───── RECORDED DATA ─────
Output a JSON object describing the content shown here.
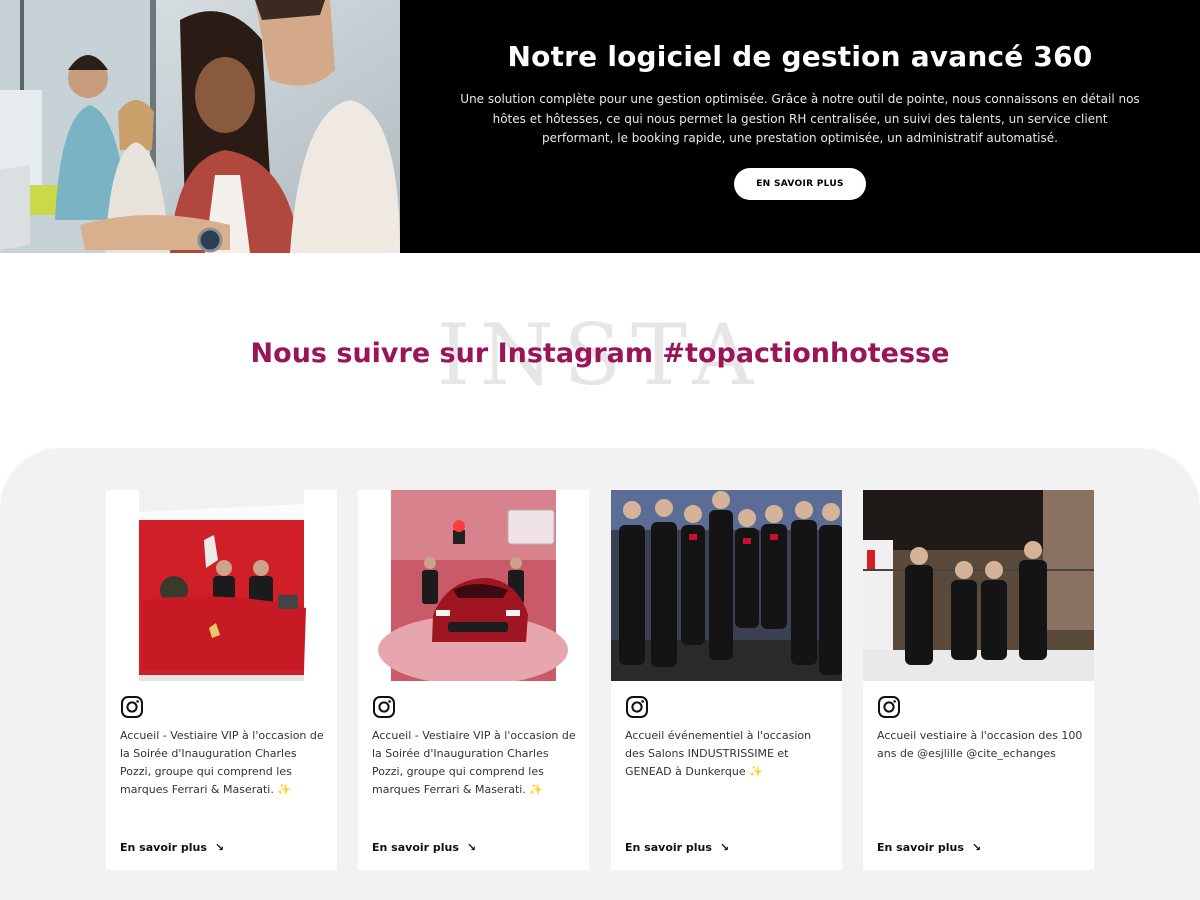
{
  "hero": {
    "title": "Notre logiciel de gestion avancé 360",
    "description": "Une solution complète pour une gestion optimisée. Grâce à notre outil de pointe, nous connaissons en détail nos hôtes et hôtesses, ce qui nous permet la gestion RH centralisée, un suivi des talents, un service client performant, le booking rapide, une prestation optimisée, un administratif automatisé.",
    "button_label": "EN SAVOIR PLUS"
  },
  "instagram": {
    "background_word": "INSTA",
    "title": "Nous suivre sur Instagram #topactionhotesse",
    "title_color": "#9b1458",
    "posts": [
      {
        "icon": "instagram-icon",
        "caption": "Accueil - Vestiaire VIP à l'occasion de la Soirée d'Inauguration Charles Pozzi, groupe qui comprend les marques Ferrari & Maserati. ✨",
        "link": "En savoir plus",
        "link_icon": "↘"
      },
      {
        "icon": "instagram-icon",
        "caption": "Accueil - Vestiaire VIP à l'occasion de la Soirée d'Inauguration Charles Pozzi, groupe qui comprend les marques Ferrari & Maserati. ✨",
        "link": "En savoir plus",
        "link_icon": "↘"
      },
      {
        "icon": "instagram-icon",
        "caption": "Accueil événementiel à l'occasion des Salons INDUSTRISSIME et GENEAD à Dunkerque ✨",
        "link": "En savoir plus",
        "link_icon": "↘"
      },
      {
        "icon": "instagram-icon",
        "caption": "Accueil vestiaire à l'occasion des 100 ans de @esjlille @cite_echanges",
        "link": "En savoir plus",
        "link_icon": "↘"
      }
    ]
  },
  "colors": {
    "accent": "#9b1458",
    "hero_bg": "#000000",
    "panel_bg": "#f2f2f2",
    "ferrari_red": "#d21f2a"
  }
}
─────
▶ **TASK DESCRIPTION**: Each entry above is to be written out again unchanged, apart from the pictures, which are left out.

▶ **RESULT OF THIS TASK**:
Output a JSON object describing the content shown here.
{
  "hero": {
    "title": "Notre logiciel de gestion avancé 360",
    "description": "Une solution complète pour une gestion optimisée. Grâce à notre outil de pointe, nous connaissons en détail nos hôtes et hôtesses, ce qui nous permet la gestion RH centralisée, un suivi des talents, un service client performant, le booking rapide, une prestation optimisée, un administratif automatisé.",
    "button_label": "EN SAVOIR PLUS"
  },
  "instagram": {
    "background_word": "INSTA",
    "title": "Nous suivre sur Instagram #topactionhotesse",
    "title_color": "#9b1458",
    "posts": [
      {
        "icon": "instagram-icon",
        "caption": "Accueil - Vestiaire VIP à l'occasion de la Soirée d'Inauguration Charles Pozzi, groupe qui comprend les marques Ferrari & Maserati. ✨",
        "link": "En savoir plus",
        "link_icon": "↘"
      },
      {
        "icon": "instagram-icon",
        "caption": "Accueil - Vestiaire VIP à l'occasion de la Soirée d'Inauguration Charles Pozzi, groupe qui comprend les marques Ferrari & Maserati. ✨",
        "link": "En savoir plus",
        "link_icon": "↘"
      },
      {
        "icon": "instagram-icon",
        "caption": "Accueil événementiel à l'occasion des Salons INDUSTRISSIME et GENEAD à Dunkerque ✨",
        "link": "En savoir plus",
        "link_icon": "↘"
      },
      {
        "icon": "instagram-icon",
        "caption": "Accueil vestiaire à l'occasion des 100 ans de @esjlille @cite_echanges",
        "link": "En savoir plus",
        "link_icon": "↘"
      }
    ]
  },
  "colors": {
    "accent": "#9b1458",
    "hero_bg": "#000000",
    "panel_bg": "#f2f2f2",
    "ferrari_red": "#d21f2a"
  }
}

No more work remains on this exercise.